(WORK REQUEST): Copy every line of the entries that includes the word "icon".

[Page and application data records]
——

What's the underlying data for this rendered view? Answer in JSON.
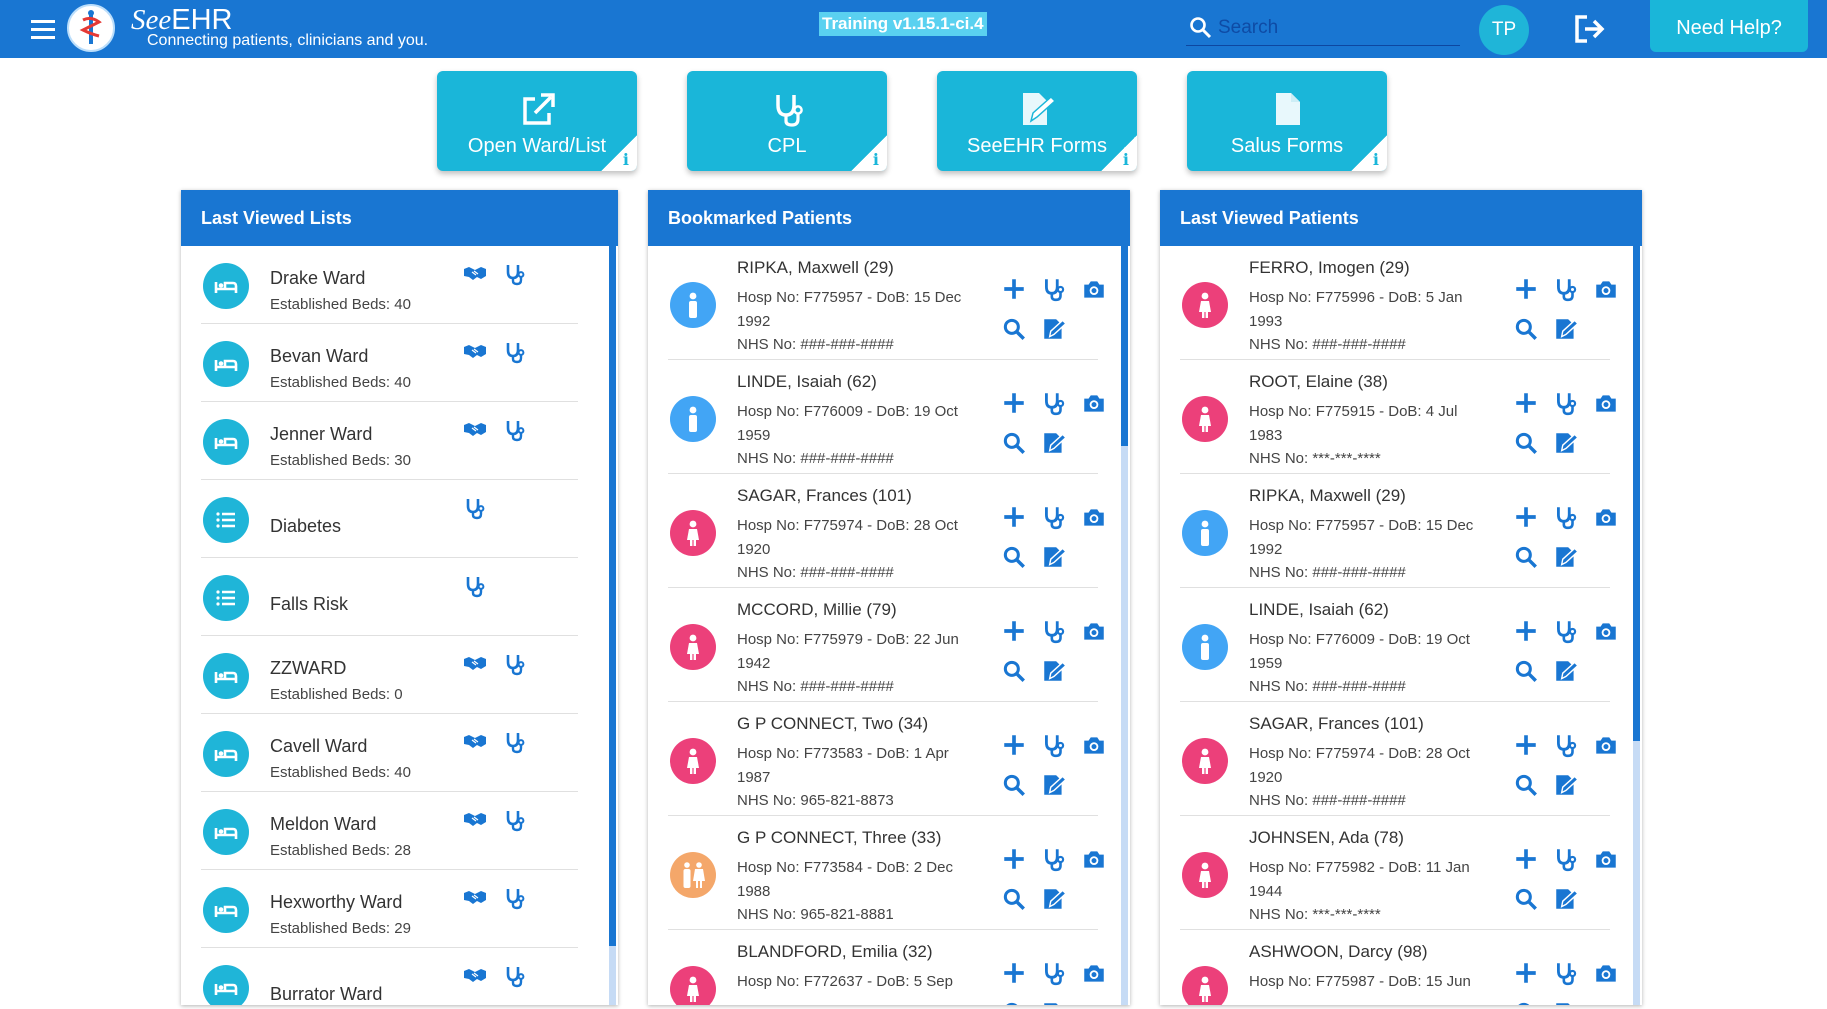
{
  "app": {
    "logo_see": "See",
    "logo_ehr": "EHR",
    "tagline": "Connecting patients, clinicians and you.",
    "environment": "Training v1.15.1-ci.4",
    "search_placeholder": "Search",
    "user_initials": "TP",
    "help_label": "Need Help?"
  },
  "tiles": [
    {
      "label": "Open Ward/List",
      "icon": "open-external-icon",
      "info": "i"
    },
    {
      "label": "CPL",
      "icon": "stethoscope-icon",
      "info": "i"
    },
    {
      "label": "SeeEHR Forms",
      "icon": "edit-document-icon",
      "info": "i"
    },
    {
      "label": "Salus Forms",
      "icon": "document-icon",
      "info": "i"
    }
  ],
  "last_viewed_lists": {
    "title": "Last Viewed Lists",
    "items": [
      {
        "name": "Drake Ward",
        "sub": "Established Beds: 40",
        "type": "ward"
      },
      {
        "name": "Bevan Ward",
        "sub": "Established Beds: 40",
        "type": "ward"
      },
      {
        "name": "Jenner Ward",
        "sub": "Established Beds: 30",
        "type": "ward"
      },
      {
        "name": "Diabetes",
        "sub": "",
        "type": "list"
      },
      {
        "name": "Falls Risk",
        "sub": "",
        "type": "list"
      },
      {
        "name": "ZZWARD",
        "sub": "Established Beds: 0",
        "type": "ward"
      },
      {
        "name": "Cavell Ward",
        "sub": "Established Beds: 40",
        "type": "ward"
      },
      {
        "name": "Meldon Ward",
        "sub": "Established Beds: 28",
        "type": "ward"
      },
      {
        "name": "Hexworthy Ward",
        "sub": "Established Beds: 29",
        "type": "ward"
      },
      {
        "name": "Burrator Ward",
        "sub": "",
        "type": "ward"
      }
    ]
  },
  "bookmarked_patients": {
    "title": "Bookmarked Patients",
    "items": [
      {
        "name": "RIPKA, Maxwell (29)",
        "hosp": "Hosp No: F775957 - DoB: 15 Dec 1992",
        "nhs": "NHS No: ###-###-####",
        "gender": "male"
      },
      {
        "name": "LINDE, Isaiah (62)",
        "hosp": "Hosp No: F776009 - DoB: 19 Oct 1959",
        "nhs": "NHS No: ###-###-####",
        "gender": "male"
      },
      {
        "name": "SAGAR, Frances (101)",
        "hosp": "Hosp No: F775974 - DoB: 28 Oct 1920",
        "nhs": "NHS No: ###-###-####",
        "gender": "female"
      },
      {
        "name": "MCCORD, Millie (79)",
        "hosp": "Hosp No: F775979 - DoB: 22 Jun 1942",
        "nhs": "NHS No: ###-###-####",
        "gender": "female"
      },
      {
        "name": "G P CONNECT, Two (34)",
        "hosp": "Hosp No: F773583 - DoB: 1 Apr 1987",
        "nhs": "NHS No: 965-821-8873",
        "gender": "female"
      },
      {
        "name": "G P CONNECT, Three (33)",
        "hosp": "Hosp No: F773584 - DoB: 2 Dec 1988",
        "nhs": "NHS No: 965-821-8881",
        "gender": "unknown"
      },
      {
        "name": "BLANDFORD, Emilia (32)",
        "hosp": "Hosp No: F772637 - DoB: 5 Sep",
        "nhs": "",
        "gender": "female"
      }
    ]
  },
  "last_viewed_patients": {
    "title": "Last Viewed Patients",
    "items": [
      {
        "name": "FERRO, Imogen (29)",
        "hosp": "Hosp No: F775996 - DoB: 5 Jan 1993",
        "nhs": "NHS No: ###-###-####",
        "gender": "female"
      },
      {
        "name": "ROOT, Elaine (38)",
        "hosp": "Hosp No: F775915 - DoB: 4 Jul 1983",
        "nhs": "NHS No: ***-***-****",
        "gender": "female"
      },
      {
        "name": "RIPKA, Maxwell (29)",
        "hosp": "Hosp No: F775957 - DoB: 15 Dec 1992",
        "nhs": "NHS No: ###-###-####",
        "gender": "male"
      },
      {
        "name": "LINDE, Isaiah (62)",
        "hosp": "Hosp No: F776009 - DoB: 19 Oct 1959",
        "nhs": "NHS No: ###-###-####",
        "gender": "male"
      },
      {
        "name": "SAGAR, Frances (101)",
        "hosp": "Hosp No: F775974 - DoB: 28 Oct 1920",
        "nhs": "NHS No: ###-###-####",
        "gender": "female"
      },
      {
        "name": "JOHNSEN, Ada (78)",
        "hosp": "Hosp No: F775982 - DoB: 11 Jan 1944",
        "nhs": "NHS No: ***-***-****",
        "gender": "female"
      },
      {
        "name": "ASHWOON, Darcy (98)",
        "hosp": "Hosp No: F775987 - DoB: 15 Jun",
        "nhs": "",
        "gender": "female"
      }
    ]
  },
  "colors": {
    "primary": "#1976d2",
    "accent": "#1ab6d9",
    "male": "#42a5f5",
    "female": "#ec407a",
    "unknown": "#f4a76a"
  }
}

——

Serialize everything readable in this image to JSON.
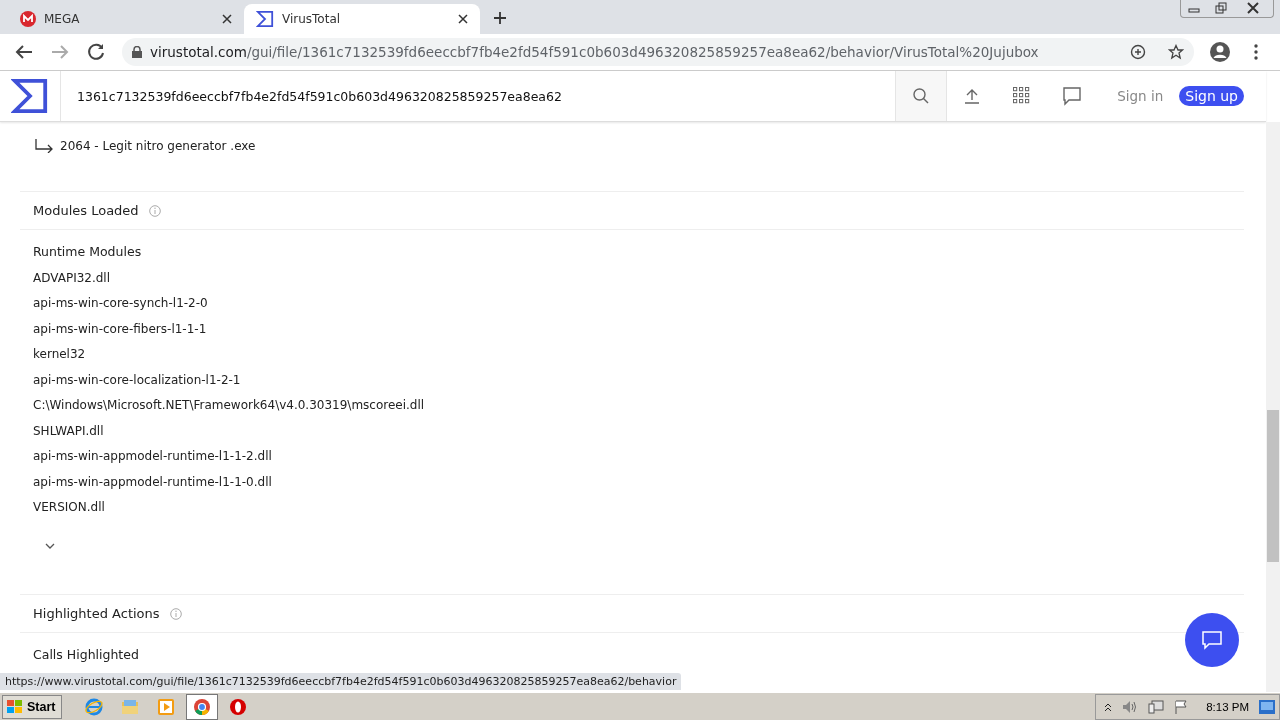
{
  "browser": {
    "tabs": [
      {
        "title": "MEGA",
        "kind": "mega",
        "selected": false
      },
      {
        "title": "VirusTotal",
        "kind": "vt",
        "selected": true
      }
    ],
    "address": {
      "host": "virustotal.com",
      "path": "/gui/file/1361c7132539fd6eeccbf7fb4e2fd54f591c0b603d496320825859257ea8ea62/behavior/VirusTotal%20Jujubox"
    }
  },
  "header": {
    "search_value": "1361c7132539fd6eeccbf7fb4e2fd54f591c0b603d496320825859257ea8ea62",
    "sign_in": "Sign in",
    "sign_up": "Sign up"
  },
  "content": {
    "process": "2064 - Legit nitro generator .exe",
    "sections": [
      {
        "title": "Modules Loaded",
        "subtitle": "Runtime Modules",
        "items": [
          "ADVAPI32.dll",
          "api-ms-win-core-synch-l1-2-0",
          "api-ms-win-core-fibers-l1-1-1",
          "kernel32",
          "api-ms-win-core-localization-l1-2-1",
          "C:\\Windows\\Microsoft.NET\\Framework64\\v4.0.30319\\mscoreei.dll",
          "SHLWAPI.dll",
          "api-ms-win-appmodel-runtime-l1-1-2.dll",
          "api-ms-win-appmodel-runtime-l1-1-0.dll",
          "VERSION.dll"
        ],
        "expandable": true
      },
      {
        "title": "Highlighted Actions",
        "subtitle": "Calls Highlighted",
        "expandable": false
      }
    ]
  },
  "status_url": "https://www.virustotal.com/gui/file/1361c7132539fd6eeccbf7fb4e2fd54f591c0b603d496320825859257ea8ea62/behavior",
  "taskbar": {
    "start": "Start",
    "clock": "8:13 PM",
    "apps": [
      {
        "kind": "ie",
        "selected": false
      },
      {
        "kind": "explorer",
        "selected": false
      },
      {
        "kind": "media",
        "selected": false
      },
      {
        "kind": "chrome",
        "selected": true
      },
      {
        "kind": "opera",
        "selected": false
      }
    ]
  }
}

——

(RESPONSE AREA):
      "icon": "open-external-icon",
      "icon": "stethoscope-icon",
      "icon": "edit-document-icon",
      "icon": "document-icon",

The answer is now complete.